- The request -
Search the data for the string "Total" and extract every line where it appears.

[Records about charts and figures]
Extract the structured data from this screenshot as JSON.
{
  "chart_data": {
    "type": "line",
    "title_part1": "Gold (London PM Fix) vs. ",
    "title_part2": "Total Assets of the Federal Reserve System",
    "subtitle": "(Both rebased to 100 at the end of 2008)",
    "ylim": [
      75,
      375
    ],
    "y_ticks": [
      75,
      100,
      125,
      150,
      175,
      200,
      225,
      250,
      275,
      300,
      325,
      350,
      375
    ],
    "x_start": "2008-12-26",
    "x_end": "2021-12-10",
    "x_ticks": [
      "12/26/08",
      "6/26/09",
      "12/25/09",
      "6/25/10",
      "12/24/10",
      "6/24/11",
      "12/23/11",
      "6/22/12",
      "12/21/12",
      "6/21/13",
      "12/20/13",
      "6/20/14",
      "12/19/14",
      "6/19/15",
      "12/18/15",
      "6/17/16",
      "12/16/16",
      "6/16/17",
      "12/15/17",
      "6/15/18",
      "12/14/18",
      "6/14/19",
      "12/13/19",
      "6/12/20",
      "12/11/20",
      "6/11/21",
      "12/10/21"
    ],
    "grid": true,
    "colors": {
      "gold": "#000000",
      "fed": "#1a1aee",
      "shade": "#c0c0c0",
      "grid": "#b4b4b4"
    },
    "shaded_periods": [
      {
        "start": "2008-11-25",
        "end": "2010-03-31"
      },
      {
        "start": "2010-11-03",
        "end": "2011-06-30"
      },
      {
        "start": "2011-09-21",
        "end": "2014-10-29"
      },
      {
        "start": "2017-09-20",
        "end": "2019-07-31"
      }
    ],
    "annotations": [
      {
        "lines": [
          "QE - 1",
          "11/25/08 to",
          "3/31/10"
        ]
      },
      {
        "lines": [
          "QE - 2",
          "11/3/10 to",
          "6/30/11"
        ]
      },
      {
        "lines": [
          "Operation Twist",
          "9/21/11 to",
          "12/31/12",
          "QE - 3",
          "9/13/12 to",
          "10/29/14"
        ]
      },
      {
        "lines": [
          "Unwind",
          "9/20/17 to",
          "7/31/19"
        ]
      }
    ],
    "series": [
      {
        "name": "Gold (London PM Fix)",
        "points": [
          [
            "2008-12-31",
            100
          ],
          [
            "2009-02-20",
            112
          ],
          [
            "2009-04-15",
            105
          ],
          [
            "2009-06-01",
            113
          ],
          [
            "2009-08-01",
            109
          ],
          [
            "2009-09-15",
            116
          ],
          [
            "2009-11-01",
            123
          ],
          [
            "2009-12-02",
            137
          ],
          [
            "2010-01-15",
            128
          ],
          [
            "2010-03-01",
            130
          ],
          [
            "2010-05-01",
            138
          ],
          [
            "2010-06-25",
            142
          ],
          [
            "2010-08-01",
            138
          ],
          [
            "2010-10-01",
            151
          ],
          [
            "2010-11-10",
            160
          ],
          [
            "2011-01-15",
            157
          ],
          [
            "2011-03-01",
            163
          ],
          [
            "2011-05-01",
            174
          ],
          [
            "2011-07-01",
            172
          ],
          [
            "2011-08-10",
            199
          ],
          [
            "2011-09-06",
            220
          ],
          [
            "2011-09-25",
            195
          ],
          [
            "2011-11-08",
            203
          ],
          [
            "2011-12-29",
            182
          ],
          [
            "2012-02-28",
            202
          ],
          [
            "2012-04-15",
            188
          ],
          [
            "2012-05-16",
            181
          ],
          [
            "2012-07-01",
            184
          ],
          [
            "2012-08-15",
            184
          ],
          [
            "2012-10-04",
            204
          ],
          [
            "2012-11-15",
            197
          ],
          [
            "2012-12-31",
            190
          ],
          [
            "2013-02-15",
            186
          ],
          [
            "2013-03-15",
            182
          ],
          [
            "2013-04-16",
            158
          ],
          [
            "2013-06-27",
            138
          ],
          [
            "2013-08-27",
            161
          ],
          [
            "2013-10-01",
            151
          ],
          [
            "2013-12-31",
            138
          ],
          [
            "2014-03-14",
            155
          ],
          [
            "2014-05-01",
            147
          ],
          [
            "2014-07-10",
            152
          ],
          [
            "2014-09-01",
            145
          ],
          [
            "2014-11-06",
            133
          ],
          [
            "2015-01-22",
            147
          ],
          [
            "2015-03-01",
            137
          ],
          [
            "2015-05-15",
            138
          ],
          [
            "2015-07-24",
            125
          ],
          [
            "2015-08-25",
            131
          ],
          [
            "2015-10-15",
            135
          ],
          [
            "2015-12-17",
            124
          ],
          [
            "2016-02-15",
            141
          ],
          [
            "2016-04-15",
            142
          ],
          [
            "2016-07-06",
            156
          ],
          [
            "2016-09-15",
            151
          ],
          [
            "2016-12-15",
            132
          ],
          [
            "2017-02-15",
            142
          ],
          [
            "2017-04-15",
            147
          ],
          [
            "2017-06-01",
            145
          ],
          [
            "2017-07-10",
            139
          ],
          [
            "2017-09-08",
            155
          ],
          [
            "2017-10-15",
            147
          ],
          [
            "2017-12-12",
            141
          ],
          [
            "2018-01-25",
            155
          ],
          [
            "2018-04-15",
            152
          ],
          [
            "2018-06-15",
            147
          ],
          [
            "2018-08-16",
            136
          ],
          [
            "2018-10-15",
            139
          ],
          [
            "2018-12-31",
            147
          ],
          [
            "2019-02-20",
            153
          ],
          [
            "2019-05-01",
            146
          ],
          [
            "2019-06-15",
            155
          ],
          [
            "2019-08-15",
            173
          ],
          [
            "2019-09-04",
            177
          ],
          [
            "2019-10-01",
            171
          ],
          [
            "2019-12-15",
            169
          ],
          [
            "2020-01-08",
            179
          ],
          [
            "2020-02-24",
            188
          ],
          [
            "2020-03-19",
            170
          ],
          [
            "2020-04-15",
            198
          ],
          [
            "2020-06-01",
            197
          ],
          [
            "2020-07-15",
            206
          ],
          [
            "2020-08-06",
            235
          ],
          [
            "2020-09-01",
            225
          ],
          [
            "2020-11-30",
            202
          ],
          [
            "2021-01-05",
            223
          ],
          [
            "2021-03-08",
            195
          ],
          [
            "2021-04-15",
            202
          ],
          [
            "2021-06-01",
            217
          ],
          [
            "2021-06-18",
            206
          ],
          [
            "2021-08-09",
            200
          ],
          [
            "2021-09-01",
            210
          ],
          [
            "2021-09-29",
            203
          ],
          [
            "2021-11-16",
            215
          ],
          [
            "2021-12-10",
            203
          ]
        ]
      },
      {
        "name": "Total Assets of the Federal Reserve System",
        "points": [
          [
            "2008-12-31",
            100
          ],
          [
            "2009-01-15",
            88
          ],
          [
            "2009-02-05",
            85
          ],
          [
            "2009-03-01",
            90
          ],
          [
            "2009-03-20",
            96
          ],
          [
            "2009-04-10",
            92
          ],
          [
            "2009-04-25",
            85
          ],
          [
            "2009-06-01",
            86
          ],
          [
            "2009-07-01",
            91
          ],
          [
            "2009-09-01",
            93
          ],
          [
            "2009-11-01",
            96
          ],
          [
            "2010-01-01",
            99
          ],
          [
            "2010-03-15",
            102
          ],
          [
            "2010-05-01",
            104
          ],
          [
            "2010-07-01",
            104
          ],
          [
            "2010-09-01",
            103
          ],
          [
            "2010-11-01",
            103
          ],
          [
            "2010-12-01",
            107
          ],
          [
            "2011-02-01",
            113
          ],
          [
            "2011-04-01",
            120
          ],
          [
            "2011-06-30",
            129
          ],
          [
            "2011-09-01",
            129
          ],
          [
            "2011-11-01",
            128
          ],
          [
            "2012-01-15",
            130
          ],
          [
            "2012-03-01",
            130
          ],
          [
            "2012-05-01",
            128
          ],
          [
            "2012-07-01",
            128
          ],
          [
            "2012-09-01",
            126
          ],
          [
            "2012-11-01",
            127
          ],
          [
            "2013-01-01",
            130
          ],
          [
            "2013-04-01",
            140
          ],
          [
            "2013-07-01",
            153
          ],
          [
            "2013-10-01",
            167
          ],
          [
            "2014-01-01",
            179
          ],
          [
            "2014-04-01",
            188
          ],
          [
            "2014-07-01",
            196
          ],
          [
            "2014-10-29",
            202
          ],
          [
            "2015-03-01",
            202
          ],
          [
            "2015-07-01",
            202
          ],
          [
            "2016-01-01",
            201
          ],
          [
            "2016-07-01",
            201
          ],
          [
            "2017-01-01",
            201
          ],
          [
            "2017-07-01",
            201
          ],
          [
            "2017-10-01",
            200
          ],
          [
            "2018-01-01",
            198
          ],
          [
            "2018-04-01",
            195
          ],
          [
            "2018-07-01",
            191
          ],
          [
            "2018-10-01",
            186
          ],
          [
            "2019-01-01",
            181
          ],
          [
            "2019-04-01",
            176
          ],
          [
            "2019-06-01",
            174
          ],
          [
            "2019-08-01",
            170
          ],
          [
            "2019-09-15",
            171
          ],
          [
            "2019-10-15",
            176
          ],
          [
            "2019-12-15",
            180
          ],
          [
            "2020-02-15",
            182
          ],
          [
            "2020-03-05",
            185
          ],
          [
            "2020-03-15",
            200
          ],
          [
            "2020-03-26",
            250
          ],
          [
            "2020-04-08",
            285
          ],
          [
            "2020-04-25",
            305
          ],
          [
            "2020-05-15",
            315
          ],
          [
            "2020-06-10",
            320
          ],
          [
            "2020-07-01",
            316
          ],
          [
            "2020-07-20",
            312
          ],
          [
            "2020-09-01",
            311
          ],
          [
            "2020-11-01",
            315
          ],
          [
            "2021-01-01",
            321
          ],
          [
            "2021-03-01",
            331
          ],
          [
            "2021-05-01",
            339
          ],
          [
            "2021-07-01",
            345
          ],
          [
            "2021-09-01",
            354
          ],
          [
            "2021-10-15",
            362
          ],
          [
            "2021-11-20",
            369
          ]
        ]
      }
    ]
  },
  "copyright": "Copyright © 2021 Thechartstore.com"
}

- Exercise answer -
    "title_part2": "Total Assets of the Federal Reserve System",
        "name": "Total Assets of the Federal Reserve System",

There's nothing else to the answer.